ASSIGNMENT –
Rewrite the cooking school diary entry from "Most afternoons last" up to and including "on the course.", putting "blizzards" in place of "snowstorms".

TEXT EXCERPT –
Week four was another week in Kitchen 1, it’s really starting to feel like home at this stage. Monday was a busy day but for some reason Mondays are my best day, maybe because I have lots of energy after the weekend. I made a Swede turnip soup with bacon, frites and buffalo chips as well as a rather delicious sticky toffee pudding. It made me think of Mr. FFID, who would have loved my pudding.
Most afternoons last week we had Rachel Allen doing the demos as Darina and her team were in New York to launch the KerrygoldBallymaloe Literary Festival of Food and Wine. Unfortunately the launch party had to be postponed due to the snowstorms over there.
Monday’s demo was eggy in nature, as we learnt how to make the perfect French omelette (which should only take 30 seconds to cook) as well as several other omelette variations and frittatas. We were also shown how to make white yeast bread and were introduced to bread kneading for the first time on the course.

DATASET CONTENT –
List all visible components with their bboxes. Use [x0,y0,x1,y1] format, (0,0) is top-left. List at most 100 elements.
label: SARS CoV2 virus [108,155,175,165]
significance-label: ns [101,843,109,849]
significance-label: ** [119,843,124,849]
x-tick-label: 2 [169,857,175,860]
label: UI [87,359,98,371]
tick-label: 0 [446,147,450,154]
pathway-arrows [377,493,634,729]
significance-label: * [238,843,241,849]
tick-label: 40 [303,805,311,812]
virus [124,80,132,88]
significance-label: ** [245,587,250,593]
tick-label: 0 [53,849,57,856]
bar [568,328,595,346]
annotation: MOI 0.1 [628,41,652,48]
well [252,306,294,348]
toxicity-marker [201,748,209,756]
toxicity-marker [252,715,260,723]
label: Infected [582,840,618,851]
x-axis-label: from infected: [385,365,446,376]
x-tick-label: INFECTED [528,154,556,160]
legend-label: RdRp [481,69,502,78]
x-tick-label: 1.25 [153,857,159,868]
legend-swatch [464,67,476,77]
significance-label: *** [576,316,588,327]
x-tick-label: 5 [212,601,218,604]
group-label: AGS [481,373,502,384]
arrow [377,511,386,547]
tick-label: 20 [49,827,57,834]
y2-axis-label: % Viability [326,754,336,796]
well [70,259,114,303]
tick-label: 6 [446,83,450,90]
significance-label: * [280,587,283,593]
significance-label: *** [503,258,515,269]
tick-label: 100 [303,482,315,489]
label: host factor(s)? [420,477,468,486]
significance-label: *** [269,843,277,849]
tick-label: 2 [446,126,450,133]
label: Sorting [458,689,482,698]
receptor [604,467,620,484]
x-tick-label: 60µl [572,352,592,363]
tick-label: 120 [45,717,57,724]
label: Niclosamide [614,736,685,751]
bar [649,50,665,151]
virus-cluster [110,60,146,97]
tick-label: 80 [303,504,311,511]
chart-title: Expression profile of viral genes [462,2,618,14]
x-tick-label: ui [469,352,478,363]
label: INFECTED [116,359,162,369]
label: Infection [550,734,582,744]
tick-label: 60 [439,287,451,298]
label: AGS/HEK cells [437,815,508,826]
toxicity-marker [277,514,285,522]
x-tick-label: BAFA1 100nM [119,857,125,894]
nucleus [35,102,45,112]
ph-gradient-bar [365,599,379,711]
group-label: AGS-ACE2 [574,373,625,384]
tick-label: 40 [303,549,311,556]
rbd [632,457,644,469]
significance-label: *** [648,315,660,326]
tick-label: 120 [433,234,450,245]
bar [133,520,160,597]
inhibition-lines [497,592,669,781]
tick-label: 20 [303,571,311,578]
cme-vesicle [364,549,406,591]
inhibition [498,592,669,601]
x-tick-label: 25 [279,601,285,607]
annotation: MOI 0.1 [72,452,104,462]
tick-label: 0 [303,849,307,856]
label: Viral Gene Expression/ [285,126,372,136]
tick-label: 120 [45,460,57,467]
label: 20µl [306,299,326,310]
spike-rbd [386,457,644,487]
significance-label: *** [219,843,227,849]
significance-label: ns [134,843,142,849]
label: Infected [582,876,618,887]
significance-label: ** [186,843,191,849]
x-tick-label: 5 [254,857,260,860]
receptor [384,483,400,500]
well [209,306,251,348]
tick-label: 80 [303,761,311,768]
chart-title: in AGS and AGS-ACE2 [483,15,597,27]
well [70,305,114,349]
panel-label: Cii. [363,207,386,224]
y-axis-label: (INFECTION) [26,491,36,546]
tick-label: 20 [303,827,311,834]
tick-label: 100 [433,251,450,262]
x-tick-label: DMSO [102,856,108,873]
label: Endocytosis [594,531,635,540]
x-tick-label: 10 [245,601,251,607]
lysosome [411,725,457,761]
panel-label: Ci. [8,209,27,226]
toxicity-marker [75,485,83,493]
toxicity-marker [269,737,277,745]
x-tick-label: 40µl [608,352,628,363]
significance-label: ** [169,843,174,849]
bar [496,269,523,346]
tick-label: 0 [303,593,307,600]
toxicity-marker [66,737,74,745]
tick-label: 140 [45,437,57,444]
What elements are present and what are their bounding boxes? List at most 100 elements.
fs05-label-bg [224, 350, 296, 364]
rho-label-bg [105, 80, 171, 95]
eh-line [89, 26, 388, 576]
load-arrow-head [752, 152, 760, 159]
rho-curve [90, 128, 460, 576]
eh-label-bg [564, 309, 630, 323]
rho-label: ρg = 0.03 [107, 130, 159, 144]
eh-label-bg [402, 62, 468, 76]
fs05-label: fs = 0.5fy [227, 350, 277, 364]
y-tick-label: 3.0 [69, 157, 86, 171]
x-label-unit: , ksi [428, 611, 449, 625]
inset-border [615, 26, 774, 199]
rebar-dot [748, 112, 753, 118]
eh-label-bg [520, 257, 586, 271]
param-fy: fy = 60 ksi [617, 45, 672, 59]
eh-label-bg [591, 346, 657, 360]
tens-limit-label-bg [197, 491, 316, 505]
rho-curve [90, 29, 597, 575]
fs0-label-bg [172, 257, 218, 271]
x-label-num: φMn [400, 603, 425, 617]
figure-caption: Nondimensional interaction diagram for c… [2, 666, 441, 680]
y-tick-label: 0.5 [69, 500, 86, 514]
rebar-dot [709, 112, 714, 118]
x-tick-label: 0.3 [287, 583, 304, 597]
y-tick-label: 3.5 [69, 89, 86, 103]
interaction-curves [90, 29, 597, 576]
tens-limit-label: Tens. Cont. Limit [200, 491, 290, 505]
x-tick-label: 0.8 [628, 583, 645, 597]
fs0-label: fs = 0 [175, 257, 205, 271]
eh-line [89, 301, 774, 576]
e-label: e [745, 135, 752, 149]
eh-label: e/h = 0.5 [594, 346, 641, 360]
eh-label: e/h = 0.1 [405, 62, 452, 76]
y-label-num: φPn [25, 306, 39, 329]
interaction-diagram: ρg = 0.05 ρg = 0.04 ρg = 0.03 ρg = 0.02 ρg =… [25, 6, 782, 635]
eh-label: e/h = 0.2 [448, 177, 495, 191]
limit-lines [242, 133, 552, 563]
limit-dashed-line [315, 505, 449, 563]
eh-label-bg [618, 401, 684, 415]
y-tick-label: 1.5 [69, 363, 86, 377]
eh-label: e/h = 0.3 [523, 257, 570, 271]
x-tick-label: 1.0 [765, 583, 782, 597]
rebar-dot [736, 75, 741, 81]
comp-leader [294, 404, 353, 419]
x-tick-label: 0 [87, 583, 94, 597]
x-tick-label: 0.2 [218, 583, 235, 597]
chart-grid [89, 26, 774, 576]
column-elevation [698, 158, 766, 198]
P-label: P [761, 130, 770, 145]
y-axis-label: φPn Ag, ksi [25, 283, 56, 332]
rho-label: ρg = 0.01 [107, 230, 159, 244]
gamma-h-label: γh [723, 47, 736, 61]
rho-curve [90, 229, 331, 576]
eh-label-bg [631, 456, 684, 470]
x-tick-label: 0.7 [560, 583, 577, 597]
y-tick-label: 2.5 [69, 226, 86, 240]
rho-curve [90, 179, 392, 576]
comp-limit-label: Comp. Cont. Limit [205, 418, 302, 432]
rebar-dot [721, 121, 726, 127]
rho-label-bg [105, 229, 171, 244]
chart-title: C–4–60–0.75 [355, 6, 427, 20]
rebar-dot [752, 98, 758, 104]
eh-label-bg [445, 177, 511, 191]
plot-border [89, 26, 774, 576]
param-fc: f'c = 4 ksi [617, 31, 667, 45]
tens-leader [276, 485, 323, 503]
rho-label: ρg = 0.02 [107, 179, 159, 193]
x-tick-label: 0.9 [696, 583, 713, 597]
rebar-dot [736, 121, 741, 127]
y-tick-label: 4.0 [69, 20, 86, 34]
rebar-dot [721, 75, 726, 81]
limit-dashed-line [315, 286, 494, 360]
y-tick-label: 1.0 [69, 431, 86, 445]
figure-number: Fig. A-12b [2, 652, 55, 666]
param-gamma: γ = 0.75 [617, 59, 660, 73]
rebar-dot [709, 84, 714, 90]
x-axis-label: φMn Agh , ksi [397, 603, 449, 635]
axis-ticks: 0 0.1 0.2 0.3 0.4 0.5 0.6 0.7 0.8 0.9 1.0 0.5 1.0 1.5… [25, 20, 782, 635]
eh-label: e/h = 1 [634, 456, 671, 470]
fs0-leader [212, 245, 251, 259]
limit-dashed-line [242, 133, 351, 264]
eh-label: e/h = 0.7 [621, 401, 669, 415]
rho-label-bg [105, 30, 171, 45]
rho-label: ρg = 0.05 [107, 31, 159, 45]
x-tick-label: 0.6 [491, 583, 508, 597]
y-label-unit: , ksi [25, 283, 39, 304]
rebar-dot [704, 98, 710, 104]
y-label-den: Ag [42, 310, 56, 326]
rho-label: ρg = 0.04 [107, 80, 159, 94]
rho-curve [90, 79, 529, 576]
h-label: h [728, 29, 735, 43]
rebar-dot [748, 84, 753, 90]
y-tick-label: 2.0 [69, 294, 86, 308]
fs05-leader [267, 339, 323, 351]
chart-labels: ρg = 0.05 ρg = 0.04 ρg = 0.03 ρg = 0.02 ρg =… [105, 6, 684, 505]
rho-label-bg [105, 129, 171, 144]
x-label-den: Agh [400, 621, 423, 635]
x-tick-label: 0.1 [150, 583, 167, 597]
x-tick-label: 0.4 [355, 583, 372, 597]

RESULT –
Most afternoons last week we had Rachel Allen doing the demos as Darina and her team were in New York to launch the KerrygoldBallymaloe Literary Festival of Food and Wine. Unfortunately the launch party had to be postponed due to the blizzards over there.
Monday’s demo was eggy in nature, as we learnt how to make the perfect French omelette (which should only take 30 seconds to cook) as well as several other omelette variations and frittatas. We were also shown how to make white yeast bread and were introduced to bread kneading for the first time on the course.